From the entries below, gather each line containing the word "alloy".

** start **

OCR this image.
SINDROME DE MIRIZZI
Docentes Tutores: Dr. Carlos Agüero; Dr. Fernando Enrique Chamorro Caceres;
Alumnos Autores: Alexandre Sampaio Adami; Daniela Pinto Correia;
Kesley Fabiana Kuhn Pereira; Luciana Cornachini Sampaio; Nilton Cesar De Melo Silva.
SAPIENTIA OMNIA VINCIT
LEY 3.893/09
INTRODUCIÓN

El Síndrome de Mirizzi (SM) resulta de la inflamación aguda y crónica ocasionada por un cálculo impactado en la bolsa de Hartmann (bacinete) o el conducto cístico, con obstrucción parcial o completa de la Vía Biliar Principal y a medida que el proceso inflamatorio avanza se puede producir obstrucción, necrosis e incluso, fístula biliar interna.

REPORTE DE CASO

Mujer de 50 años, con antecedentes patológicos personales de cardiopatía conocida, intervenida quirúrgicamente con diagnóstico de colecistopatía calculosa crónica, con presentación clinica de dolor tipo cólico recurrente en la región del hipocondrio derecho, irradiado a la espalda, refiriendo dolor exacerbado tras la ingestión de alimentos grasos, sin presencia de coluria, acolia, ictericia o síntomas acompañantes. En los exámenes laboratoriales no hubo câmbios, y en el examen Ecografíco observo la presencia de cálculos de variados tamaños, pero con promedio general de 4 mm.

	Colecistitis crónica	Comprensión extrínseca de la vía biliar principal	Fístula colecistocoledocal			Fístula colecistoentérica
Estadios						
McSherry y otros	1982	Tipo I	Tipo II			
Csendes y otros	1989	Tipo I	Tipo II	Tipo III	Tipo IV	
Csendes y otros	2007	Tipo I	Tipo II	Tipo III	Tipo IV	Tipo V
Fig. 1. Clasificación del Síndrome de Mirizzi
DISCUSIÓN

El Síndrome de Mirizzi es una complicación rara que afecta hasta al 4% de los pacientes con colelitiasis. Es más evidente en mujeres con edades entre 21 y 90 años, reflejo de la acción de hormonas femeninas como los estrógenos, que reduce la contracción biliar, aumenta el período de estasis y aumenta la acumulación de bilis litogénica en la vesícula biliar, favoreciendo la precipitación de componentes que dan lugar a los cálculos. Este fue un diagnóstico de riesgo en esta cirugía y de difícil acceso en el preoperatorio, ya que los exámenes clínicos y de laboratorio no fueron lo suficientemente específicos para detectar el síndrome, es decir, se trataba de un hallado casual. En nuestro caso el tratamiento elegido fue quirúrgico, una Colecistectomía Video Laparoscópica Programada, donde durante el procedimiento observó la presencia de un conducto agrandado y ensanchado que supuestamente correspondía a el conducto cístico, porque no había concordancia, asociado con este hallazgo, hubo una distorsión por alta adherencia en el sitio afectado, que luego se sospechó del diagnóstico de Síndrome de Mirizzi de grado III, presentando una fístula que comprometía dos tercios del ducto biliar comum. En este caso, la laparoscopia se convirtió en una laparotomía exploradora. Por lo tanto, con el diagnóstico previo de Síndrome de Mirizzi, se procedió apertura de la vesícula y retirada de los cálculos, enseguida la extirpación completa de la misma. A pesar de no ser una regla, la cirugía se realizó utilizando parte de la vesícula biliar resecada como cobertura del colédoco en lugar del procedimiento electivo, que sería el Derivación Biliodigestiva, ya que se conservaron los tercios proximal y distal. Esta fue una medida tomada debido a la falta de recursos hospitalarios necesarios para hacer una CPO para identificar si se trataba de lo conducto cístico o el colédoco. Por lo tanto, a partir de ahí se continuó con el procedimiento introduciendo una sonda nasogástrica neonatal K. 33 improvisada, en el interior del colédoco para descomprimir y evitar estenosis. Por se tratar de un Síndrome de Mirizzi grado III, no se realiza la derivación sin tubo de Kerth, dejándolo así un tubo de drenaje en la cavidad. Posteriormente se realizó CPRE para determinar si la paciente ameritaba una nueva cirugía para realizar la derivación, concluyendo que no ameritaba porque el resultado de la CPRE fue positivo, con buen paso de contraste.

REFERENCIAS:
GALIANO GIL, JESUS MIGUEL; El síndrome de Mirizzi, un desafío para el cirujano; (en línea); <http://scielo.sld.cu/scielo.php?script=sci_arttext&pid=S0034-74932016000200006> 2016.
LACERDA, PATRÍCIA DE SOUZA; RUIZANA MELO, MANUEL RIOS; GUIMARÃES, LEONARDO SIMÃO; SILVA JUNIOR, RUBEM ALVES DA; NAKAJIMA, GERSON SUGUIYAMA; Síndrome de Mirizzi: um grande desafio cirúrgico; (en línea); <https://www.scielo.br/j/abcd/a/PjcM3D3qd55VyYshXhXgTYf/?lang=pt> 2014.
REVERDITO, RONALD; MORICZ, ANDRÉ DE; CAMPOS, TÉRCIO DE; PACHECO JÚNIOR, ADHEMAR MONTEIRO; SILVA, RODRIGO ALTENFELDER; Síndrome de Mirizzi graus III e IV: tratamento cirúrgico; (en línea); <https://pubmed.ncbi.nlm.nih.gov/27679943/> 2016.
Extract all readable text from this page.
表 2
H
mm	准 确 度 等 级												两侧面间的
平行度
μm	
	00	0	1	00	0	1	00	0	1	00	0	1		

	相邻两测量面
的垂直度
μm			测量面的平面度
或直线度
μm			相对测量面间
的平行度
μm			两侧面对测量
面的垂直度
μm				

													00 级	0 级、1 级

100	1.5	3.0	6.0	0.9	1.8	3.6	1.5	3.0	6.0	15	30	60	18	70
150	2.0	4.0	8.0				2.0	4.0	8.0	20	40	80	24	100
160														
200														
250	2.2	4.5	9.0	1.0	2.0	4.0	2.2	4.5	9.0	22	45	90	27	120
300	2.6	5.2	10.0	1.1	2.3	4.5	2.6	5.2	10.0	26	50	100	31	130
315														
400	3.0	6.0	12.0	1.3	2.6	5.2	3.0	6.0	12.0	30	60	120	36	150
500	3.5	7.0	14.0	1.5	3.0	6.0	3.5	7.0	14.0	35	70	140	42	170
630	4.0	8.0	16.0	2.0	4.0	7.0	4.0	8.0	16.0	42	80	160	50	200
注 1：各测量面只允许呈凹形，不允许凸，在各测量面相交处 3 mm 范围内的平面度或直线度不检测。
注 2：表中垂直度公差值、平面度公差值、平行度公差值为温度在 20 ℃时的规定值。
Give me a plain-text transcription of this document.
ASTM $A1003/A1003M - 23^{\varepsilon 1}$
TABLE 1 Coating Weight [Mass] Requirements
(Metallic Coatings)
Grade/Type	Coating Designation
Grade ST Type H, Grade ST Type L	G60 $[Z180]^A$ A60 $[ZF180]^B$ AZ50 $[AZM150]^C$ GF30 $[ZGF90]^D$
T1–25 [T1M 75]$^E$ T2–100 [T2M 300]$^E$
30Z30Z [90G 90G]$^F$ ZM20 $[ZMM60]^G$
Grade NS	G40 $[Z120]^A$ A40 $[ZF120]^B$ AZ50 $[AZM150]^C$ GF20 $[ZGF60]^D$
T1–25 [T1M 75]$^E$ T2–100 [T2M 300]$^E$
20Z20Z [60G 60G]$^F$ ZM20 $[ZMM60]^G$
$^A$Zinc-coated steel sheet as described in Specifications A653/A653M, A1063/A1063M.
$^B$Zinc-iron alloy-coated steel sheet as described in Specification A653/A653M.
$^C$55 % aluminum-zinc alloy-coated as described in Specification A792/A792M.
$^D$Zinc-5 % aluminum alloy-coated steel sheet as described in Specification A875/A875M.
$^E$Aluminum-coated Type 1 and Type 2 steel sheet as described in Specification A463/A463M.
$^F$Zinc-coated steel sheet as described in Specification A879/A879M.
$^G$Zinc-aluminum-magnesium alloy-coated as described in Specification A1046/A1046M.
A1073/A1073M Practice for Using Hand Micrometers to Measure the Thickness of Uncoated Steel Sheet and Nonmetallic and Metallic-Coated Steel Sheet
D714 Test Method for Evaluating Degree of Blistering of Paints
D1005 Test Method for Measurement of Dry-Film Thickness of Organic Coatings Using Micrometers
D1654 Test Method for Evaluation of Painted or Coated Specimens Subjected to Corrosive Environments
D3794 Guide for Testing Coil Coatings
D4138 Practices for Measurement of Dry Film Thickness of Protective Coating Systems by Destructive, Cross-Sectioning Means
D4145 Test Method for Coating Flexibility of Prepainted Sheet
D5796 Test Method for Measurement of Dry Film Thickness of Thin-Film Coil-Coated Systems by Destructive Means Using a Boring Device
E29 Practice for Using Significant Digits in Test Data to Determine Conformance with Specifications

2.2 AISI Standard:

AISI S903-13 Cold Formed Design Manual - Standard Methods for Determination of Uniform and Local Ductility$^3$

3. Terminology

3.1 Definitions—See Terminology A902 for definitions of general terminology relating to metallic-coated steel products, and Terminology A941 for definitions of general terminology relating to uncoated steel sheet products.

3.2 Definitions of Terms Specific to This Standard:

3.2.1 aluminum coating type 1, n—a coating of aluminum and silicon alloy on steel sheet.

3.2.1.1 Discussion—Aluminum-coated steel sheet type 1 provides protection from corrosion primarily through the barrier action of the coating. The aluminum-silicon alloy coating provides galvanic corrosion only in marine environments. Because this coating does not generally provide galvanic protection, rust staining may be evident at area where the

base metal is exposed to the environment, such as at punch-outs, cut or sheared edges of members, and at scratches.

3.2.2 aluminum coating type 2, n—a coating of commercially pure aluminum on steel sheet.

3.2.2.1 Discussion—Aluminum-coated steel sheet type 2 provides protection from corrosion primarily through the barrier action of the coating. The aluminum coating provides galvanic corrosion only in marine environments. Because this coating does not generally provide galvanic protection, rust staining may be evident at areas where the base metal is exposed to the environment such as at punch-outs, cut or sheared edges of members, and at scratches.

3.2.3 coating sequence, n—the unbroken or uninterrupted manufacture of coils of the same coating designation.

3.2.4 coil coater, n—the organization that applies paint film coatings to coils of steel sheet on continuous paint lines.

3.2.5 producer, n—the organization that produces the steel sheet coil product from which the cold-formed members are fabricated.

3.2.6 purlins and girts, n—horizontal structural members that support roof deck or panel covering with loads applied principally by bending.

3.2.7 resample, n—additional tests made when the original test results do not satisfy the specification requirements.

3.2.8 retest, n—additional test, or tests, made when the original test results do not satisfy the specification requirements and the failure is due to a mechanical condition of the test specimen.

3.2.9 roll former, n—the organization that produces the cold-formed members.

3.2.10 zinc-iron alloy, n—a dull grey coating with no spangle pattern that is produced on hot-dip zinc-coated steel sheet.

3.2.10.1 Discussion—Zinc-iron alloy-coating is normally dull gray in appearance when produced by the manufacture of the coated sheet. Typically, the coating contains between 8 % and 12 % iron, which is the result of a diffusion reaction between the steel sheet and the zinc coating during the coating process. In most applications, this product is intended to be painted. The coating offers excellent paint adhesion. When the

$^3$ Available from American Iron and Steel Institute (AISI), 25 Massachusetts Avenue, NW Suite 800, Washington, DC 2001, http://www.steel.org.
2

** end **

**SOLVED PROBLEM**.
$^B$Zinc-iron alloy-coated steel sheet as described in Specification A653/A653M.
$^C$55 % aluminum-zinc alloy-coated as described in Specification A792/A792M.
$^D$Zinc-5 % aluminum alloy-coated steel sheet as described in Specification A875/A875M.
$^G$Zinc-aluminum-magnesium alloy-coated as described in Specification A1046/A1046M.
3.2.1 aluminum coating type 1, n—a coating of aluminum and silicon alloy on steel sheet.
3.2.1.1 Discussion—Aluminum-coated steel sheet type 1 provides protection from corrosion primarily through the barrier action of the coating. The aluminum-silicon alloy coating provides galvanic corrosion only in marine environments. Because this coating does not generally provide galvanic protection, rust staining may be evident at area where the
3.2.10 zinc-iron alloy, n—a dull grey coating with no spangle pattern that is produced on hot-dip zinc-coated steel sheet.
3.2.10.1 Discussion—Zinc-iron alloy-coating is normally dull gray in appearance when produced by the manufacture of the coated sheet. Typically, the coating contains between 8 % and 12 % iron, which is the result of a diffusion reaction between the steel sheet and the zinc coating during the coating process. In most applications, this product is intended to be painted. The coating offers excellent paint adhesion. When the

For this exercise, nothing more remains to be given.